### Information provided ###

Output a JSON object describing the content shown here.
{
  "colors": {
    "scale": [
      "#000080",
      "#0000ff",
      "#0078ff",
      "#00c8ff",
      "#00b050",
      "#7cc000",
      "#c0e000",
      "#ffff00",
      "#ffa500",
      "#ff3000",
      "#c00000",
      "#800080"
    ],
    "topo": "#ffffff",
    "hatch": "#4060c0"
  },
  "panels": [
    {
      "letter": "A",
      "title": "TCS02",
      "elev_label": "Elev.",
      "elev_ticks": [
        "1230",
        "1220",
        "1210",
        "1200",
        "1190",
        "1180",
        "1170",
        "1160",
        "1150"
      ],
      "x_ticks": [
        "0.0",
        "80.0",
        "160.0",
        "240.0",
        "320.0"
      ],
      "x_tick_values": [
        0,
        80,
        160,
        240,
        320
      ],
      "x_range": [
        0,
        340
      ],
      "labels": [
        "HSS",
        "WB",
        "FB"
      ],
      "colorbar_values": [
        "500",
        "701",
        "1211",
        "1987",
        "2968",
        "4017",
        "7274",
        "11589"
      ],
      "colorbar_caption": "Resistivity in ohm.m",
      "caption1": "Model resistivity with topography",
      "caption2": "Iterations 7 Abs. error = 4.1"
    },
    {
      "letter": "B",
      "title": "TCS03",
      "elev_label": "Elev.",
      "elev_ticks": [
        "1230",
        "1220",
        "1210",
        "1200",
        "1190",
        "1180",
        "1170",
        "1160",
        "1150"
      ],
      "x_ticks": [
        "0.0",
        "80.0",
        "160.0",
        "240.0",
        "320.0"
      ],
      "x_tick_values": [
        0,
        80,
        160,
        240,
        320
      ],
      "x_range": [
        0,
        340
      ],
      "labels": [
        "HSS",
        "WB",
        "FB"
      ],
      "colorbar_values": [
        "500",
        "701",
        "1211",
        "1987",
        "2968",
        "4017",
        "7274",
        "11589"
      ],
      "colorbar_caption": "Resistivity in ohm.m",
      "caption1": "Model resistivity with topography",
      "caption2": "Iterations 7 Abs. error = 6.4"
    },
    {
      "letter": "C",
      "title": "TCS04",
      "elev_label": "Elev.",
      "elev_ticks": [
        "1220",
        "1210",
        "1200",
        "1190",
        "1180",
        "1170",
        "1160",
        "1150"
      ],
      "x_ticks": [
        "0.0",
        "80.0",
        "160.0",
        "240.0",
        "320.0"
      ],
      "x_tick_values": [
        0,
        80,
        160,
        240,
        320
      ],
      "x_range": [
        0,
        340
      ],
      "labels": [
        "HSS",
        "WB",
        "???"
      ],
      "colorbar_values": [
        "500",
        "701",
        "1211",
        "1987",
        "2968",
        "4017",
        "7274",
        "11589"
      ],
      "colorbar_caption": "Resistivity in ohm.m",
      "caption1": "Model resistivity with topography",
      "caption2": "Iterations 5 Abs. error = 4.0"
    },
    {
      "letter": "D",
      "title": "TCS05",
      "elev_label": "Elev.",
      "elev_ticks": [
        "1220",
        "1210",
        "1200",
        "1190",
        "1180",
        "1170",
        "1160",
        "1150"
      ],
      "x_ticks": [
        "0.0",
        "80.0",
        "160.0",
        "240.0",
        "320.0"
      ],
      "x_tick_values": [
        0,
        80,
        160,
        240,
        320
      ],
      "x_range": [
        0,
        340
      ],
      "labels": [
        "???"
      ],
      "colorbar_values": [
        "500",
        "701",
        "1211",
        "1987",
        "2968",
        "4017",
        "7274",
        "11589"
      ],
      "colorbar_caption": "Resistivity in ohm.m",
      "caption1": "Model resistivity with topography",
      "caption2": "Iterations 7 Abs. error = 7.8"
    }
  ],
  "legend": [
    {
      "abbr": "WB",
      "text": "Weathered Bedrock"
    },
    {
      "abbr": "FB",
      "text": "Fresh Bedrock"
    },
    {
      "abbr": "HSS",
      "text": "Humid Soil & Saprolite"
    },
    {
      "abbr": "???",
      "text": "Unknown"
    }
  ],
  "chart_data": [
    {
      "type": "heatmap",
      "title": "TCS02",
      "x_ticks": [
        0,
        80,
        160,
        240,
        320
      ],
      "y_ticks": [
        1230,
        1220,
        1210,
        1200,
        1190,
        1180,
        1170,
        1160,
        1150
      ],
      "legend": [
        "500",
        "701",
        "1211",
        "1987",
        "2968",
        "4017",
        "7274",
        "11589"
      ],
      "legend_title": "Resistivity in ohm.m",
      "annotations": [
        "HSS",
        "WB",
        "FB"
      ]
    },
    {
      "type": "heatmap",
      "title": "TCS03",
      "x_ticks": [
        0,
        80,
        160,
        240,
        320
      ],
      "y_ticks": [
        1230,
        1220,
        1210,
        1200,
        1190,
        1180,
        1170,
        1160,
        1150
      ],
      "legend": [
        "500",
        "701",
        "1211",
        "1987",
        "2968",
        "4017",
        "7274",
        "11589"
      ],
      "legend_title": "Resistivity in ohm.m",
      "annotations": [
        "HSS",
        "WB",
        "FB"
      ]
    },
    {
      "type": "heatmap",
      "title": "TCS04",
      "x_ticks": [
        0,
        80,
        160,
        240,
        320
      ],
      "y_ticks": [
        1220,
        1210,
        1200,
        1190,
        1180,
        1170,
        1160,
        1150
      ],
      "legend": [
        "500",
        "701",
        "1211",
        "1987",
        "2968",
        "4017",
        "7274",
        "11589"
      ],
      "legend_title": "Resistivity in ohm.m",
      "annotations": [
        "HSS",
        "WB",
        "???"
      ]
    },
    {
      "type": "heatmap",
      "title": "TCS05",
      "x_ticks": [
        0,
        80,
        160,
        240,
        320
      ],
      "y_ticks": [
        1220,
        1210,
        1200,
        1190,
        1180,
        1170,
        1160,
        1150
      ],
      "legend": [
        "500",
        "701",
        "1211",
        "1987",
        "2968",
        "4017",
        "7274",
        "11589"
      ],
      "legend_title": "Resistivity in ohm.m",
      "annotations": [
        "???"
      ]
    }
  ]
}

###

Short exercise:
Gather each line in the entries above where the string "text" is found.

Problem solution:
      "text": "Weathered Bedrock"
      "text": "Fresh Bedrock"
      "text": "Humid Soil & Saprolite"
      "text": "Unknown"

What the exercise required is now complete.